* Goal *
Write out the entries again exactly as they are given.

(Stored items)

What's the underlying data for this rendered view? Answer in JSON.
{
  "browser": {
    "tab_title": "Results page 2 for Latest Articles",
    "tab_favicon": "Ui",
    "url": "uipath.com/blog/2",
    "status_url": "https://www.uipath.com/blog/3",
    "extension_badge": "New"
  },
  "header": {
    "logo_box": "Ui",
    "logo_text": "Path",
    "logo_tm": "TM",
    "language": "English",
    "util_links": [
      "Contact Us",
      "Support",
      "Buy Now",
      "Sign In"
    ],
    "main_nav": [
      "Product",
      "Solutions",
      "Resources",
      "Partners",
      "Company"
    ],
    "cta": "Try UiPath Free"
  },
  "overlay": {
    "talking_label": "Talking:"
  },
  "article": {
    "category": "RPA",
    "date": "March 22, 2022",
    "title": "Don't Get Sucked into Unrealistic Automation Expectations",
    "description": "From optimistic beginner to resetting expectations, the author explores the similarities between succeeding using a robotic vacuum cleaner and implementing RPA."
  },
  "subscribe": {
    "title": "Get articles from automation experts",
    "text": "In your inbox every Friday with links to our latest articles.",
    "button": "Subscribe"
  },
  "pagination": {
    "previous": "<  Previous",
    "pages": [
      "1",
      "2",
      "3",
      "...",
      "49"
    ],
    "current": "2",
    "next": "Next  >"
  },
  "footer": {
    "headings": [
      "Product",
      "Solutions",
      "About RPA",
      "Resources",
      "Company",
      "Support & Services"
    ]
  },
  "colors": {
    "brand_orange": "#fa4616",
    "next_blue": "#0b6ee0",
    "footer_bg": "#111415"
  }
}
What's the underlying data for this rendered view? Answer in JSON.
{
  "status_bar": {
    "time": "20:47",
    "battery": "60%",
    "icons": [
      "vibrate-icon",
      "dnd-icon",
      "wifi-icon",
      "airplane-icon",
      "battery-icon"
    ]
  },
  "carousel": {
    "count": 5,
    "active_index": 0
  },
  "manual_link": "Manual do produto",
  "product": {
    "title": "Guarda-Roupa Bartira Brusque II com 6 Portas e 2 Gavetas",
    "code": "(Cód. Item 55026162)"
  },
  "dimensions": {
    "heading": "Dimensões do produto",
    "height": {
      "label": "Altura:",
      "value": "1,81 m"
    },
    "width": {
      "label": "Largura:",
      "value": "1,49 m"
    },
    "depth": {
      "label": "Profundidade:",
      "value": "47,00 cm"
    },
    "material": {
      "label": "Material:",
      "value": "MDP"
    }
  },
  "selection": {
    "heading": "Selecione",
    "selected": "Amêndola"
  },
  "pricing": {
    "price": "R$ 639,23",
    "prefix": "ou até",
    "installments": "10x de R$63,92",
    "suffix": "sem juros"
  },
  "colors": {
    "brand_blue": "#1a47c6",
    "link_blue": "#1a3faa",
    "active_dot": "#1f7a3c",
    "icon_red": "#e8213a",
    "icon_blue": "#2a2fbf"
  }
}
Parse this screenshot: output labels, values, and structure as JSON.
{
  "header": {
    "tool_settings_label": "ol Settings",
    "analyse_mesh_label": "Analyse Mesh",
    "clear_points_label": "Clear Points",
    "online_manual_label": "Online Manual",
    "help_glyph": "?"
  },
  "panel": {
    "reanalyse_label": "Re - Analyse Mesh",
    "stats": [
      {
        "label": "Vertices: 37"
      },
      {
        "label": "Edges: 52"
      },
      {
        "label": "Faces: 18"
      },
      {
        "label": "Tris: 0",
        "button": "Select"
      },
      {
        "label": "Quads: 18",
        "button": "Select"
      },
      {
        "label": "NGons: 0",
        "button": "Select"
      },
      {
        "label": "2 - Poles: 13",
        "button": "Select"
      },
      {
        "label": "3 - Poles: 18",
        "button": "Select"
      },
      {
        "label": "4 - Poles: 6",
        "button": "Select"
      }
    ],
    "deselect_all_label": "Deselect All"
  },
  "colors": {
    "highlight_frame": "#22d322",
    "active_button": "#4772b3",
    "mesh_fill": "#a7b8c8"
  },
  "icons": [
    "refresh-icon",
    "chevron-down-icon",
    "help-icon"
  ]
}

* Finished answer *
What's the underlying data for this rendered view? Answer in JSON.
{
  "browser": {
    "tab_title": "Results page 2 for Latest Articles",
    "tab_favicon": "Ui",
    "url": "uipath.com/blog/2",
    "status_url": "https://www.uipath.com/blog/3",
    "extension_badge": "New"
  },
  "header": {
    "logo_box": "Ui",
    "logo_text": "Path",
    "logo_tm": "TM",
    "language": "English",
    "util_links": [
      "Contact Us",
      "Support",
      "Buy Now",
      "Sign In"
    ],
    "main_nav": [
      "Product",
      "Solutions",
      "Resources",
      "Partners",
      "Company"
    ],
    "cta": "Try UiPath Free"
  },
  "overlay": {
    "talking_label": "Talking:"
  },
  "article": {
    "category": "RPA",
    "date": "March 22, 2022",
    "title": "Don't Get Sucked into Unrealistic Automation Expectations",
    "description": "From optimistic beginner to resetting expectations, the author explores the similarities between succeeding using a robotic vacuum cleaner and implementing RPA."
  },
  "subscribe": {
    "title": "Get articles from automation experts",
    "text": "In your inbox every Friday with links to our latest articles.",
    "button": "Subscribe"
  },
  "pagination": {
    "previous": "<  Previous",
    "pages": [
      "1",
      "2",
      "3",
      "...",
      "49"
    ],
    "current": "2",
    "next": "Next  >"
  },
  "footer": {
    "headings": [
      "Product",
      "Solutions",
      "About RPA",
      "Resources",
      "Company",
      "Support & Services"
    ]
  },
  "colors": {
    "brand_orange": "#fa4616",
    "next_blue": "#0b6ee0",
    "footer_bg": "#111415"
  }
}
What's the underlying data for this rendered view? Answer in JSON.
{
  "status_bar": {
    "time": "20:47",
    "battery": "60%",
    "icons": [
      "vibrate-icon",
      "dnd-icon",
      "wifi-icon",
      "airplane-icon",
      "battery-icon"
    ]
  },
  "carousel": {
    "count": 5,
    "active_index": 0
  },
  "manual_link": "Manual do produto",
  "product": {
    "title": "Guarda-Roupa Bartira Brusque II com 6 Portas e 2 Gavetas",
    "code": "(Cód. Item 55026162)"
  },
  "dimensions": {
    "heading": "Dimensões do produto",
    "height": {
      "label": "Altura:",
      "value": "1,81 m"
    },
    "width": {
      "label": "Largura:",
      "value": "1,49 m"
    },
    "depth": {
      "label": "Profundidade:",
      "value": "47,00 cm"
    },
    "material": {
      "label": "Material:",
      "value": "MDP"
    }
  },
  "selection": {
    "heading": "Selecione",
    "selected": "Amêndola"
  },
  "pricing": {
    "price": "R$ 639,23",
    "prefix": "ou até",
    "installments": "10x de R$63,92",
    "suffix": "sem juros"
  },
  "colors": {
    "brand_blue": "#1a47c6",
    "link_blue": "#1a3faa",
    "active_dot": "#1f7a3c",
    "icon_red": "#e8213a",
    "icon_blue": "#2a2fbf"
  }
}
Parse this screenshot: output labels, values, and structure as JSON.
{
  "header": {
    "tool_settings_label": "ol Settings",
    "analyse_mesh_label": "Analyse Mesh",
    "clear_points_label": "Clear Points",
    "online_manual_label": "Online Manual",
    "help_glyph": "?"
  },
  "panel": {
    "reanalyse_label": "Re - Analyse Mesh",
    "stats": [
      {
        "label": "Vertices: 37"
      },
      {
        "label": "Edges: 52"
      },
      {
        "label": "Faces: 18"
      },
      {
        "label": "Tris: 0",
        "button": "Select"
      },
      {
        "label": "Quads: 18",
        "button": "Select"
      },
      {
        "label": "NGons: 0",
        "button": "Select"
      },
      {
        "label": "2 - Poles: 13",
        "button": "Select"
      },
      {
        "label": "3 - Poles: 18",
        "button": "Select"
      },
      {
        "label": "4 - Poles: 6",
        "button": "Select"
      }
    ],
    "deselect_all_label": "Deselect All"
  },
  "colors": {
    "highlight_frame": "#22d322",
    "active_button": "#4772b3",
    "mesh_fill": "#a7b8c8"
  },
  "icons": [
    "refresh-icon",
    "chevron-down-icon",
    "help-icon"
  ]
}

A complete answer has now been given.